• Exercise description: Look for the string "rendered" and copy every line that has it.

• Rows:
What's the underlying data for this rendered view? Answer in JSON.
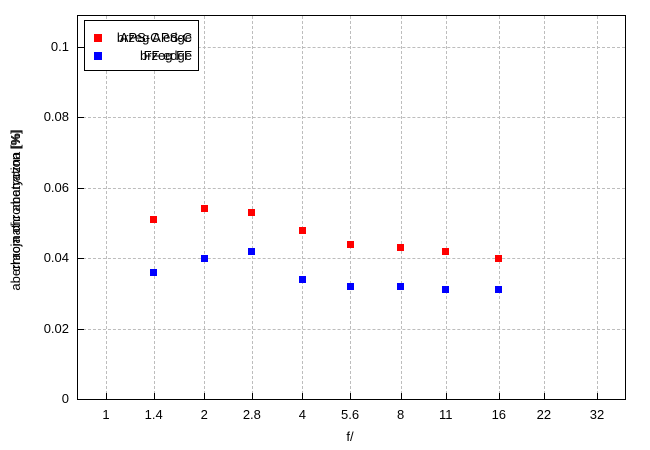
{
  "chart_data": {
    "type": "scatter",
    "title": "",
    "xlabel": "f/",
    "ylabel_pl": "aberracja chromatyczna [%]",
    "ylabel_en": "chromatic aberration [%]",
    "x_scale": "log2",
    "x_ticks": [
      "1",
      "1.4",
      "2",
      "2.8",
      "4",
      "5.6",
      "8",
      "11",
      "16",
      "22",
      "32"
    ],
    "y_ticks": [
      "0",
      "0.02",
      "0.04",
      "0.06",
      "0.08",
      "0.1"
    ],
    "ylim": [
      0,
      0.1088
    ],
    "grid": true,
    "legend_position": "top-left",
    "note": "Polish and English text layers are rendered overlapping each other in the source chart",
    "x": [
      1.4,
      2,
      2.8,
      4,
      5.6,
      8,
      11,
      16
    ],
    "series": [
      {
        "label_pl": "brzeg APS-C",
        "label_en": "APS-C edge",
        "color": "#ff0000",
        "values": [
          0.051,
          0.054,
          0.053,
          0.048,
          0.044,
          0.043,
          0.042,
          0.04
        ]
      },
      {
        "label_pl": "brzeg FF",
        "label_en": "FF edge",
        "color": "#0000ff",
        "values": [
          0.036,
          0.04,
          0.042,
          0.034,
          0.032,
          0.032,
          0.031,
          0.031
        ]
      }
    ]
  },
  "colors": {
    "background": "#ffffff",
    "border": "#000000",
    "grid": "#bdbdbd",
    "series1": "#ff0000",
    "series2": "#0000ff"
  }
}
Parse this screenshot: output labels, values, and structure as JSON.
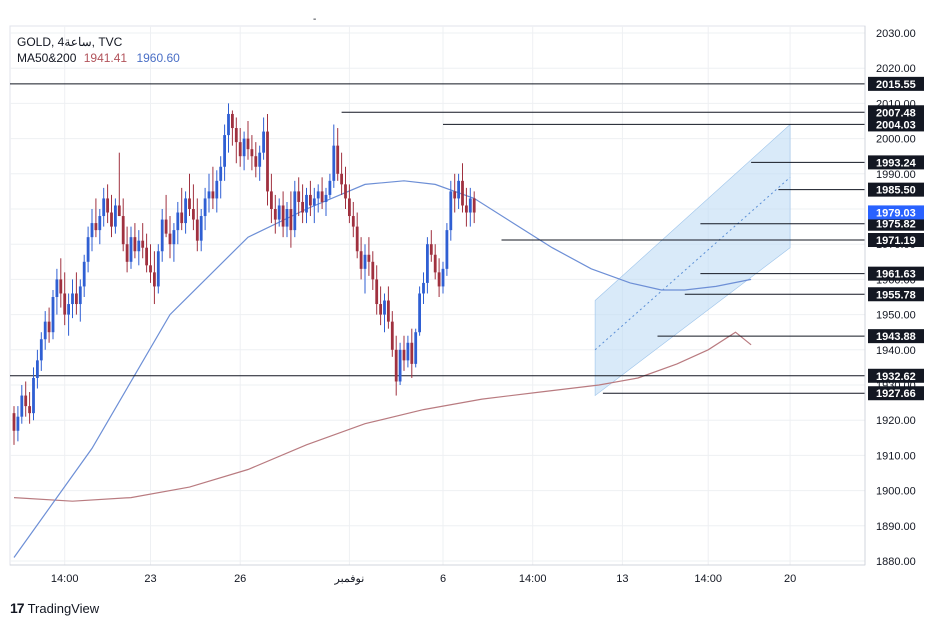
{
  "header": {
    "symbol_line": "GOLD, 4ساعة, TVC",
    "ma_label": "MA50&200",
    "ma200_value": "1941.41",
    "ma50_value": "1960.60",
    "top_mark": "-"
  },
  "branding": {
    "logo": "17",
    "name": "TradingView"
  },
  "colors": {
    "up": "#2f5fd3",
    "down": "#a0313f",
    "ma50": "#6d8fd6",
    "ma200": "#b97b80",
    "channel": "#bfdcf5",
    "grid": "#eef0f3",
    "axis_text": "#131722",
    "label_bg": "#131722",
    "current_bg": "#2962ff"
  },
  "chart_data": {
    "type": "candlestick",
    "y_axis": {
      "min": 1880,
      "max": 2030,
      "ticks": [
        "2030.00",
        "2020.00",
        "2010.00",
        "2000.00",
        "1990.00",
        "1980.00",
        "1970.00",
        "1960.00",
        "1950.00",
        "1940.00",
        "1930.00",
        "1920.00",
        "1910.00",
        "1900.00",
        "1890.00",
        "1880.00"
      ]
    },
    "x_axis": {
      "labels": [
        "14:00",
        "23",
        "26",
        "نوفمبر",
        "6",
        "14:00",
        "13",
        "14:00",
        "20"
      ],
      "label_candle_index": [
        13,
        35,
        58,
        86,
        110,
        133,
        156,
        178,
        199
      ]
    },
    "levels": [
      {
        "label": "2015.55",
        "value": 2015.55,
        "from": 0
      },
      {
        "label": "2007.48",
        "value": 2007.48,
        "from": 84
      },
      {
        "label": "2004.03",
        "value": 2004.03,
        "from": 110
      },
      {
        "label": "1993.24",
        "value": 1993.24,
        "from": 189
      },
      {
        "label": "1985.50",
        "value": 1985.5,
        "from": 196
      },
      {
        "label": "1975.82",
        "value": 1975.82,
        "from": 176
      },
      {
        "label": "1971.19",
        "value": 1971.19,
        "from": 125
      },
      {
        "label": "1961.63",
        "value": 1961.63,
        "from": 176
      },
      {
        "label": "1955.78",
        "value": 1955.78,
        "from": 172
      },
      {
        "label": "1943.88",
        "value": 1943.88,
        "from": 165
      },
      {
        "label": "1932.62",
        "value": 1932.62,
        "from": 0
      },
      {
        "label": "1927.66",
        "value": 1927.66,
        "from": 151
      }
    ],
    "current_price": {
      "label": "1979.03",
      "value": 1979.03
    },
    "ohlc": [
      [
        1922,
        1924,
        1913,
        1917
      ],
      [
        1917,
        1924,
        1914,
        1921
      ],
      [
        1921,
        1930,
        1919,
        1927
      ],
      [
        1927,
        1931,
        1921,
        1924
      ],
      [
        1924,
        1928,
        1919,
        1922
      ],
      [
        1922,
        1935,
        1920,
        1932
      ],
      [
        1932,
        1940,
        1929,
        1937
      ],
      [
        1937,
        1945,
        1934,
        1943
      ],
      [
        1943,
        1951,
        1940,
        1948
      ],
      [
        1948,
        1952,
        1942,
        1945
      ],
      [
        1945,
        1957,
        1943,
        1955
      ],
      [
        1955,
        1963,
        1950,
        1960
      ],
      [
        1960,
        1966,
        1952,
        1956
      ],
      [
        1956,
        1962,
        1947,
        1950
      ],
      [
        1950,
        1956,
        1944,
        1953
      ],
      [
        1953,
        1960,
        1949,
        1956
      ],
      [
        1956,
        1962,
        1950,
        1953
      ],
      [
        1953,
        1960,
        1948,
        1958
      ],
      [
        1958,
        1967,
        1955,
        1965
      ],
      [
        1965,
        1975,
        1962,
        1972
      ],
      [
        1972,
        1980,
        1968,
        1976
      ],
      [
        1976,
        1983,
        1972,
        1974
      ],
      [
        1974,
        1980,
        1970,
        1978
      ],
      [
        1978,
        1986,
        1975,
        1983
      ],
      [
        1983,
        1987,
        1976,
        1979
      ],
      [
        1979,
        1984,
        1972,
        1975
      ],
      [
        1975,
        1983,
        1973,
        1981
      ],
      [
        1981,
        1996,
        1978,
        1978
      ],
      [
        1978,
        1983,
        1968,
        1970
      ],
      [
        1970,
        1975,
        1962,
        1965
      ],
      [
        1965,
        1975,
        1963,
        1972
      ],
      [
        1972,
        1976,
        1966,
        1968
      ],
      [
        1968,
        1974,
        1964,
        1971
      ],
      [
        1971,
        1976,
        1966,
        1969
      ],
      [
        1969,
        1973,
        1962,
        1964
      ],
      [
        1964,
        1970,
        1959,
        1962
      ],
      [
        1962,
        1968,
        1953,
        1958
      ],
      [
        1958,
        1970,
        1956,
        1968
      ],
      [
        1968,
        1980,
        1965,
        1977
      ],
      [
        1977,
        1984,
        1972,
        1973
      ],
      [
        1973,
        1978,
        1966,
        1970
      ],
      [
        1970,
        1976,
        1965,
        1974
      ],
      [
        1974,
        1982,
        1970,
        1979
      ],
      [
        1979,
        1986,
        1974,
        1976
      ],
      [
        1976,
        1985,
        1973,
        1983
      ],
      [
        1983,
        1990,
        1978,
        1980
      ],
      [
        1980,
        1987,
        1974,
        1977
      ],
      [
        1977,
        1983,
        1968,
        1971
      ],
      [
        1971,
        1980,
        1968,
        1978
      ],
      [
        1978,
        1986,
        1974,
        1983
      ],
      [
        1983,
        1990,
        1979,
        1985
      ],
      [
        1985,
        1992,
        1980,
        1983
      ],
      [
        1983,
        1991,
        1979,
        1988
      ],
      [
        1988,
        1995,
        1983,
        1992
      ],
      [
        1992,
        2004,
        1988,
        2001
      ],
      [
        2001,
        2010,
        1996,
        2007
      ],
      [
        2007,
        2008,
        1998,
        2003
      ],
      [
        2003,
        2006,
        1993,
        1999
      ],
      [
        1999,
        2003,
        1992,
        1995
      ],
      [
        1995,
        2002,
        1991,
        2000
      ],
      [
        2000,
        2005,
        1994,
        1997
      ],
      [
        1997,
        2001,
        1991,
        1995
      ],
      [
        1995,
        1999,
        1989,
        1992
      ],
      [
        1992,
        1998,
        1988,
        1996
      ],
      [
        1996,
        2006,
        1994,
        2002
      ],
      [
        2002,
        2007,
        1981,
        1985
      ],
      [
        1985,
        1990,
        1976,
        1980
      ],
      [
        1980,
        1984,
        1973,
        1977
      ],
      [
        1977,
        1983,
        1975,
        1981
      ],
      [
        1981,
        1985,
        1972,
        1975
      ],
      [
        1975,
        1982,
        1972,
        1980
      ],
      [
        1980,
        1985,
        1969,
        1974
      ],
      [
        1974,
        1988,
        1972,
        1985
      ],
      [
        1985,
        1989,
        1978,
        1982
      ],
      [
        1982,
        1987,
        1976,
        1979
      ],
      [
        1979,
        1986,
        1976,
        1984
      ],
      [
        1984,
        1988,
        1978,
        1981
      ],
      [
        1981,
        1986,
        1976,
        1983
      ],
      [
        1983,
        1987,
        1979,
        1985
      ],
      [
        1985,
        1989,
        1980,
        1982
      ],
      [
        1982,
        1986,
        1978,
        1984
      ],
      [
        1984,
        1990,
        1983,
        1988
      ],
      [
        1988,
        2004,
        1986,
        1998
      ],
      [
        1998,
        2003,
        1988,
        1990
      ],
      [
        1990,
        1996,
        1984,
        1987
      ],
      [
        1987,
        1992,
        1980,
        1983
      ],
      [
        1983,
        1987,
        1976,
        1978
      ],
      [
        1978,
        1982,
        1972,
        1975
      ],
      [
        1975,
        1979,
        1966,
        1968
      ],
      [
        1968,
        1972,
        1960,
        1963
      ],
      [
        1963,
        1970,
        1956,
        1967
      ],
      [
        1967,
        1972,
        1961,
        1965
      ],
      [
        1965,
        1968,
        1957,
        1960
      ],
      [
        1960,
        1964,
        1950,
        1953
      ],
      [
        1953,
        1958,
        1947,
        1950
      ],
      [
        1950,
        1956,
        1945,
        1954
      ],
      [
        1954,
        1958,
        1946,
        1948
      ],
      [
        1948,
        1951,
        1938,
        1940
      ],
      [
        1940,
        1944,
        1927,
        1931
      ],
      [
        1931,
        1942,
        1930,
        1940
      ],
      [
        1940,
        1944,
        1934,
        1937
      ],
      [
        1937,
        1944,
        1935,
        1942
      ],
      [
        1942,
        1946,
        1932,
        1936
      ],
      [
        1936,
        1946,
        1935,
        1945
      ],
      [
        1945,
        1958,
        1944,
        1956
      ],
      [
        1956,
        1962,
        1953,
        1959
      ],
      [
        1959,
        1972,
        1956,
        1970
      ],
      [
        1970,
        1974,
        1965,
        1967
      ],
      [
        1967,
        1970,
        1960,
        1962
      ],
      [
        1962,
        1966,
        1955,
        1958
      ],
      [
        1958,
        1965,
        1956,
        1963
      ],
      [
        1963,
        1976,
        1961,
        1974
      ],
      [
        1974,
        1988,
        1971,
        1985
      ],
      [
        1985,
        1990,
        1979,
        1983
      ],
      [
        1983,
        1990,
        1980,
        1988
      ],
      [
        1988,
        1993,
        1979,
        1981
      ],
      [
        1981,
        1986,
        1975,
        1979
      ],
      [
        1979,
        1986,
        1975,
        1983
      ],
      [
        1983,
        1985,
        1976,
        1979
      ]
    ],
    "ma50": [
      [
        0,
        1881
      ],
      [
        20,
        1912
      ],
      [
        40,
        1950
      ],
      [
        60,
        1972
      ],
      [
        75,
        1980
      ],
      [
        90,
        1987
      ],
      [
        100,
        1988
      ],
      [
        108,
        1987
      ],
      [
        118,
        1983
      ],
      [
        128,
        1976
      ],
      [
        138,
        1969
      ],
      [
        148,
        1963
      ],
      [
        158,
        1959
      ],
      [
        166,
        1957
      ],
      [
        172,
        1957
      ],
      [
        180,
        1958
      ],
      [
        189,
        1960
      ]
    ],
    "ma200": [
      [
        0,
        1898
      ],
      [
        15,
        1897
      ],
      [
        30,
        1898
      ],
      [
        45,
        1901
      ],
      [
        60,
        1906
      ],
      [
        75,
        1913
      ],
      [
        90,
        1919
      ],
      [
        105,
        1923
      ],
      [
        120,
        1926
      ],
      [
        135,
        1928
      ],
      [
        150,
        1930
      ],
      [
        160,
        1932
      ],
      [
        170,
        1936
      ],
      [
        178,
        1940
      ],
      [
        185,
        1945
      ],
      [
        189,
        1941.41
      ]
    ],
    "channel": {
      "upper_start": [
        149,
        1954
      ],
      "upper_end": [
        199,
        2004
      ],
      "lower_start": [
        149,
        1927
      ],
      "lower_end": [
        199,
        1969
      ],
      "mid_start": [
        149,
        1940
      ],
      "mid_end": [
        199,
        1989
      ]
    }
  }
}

--

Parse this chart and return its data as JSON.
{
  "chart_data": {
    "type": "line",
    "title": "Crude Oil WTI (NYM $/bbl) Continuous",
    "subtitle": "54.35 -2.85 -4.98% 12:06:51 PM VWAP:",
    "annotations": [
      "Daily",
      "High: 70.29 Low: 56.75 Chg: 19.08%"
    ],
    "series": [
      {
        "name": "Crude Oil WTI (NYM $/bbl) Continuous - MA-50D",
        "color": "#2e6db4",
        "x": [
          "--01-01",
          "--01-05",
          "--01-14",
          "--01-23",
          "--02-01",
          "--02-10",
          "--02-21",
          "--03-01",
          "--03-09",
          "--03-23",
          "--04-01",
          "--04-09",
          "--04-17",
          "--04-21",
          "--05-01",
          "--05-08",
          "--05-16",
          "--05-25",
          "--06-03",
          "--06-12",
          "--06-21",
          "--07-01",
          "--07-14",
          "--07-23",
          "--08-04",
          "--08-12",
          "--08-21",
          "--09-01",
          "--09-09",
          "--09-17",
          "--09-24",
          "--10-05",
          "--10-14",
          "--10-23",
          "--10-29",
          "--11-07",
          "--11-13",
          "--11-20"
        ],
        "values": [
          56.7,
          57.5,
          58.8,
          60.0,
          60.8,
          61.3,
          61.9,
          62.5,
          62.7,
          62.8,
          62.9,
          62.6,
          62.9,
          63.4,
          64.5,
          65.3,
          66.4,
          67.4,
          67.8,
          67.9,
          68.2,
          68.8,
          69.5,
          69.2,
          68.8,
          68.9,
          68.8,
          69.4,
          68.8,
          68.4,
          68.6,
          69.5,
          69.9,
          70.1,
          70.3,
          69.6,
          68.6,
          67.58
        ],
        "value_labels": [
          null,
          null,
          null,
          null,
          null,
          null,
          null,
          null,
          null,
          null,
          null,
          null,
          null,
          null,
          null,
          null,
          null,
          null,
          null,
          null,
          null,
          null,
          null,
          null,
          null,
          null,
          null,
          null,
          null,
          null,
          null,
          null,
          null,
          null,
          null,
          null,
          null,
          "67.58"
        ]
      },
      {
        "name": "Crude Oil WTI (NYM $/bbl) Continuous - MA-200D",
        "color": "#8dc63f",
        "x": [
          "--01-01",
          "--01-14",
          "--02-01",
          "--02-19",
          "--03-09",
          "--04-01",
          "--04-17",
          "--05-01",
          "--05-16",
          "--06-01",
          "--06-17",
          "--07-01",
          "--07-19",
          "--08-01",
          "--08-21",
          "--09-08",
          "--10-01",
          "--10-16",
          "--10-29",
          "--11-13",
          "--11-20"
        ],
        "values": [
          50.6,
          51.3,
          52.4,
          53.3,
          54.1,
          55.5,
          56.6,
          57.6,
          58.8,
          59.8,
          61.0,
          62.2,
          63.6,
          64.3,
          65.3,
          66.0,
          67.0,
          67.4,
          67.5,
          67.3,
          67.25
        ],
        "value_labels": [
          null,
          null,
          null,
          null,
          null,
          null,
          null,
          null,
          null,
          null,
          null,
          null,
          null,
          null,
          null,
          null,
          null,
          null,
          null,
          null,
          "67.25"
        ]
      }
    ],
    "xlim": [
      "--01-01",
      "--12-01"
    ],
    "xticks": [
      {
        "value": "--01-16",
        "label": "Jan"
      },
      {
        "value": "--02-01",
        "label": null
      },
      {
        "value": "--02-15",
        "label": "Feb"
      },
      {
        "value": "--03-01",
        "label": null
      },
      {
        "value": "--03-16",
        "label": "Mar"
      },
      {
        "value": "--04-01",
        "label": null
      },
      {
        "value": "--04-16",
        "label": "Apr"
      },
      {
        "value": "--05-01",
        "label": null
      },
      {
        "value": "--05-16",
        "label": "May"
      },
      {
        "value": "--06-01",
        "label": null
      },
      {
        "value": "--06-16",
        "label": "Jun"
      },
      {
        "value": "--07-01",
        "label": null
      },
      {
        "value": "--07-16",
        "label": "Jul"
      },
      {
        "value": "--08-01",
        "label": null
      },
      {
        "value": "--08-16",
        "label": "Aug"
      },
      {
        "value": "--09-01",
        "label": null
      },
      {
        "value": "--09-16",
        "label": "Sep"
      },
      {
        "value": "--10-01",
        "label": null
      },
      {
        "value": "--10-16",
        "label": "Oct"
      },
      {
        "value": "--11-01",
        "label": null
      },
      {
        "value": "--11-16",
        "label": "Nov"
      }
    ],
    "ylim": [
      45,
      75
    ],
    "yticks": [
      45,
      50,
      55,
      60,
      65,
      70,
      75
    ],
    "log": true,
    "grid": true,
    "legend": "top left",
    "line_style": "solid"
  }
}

---

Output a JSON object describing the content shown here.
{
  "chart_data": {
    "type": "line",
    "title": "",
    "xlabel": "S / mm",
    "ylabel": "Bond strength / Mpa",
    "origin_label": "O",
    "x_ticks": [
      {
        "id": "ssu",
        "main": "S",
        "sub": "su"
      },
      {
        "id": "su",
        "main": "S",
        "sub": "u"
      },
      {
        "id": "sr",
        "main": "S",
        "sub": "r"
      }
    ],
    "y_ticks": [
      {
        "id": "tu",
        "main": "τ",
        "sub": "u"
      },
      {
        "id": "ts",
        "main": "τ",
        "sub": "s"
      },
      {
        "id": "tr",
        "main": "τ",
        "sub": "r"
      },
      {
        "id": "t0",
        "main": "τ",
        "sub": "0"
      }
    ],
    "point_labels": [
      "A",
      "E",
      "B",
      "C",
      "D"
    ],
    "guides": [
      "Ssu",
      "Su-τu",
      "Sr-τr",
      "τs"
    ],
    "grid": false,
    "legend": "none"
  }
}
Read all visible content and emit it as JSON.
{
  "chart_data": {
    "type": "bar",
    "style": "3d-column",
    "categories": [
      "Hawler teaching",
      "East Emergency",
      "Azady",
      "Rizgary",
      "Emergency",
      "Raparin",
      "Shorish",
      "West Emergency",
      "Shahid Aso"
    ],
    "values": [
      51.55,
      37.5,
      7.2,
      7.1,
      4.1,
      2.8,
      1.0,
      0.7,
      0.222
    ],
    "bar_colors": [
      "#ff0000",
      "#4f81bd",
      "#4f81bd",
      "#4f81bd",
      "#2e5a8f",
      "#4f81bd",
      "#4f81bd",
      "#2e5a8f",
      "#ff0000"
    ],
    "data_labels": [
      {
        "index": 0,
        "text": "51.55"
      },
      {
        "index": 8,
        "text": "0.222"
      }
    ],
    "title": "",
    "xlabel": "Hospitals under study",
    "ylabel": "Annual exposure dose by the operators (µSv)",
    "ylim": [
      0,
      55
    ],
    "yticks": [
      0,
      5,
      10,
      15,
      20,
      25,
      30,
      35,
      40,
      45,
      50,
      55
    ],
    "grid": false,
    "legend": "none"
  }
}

• Solved problem:
What's the underlying data for this rendered view? Answer in JSON.
    "note": "Polish and English text layers are rendered overlapping each other in the source chart",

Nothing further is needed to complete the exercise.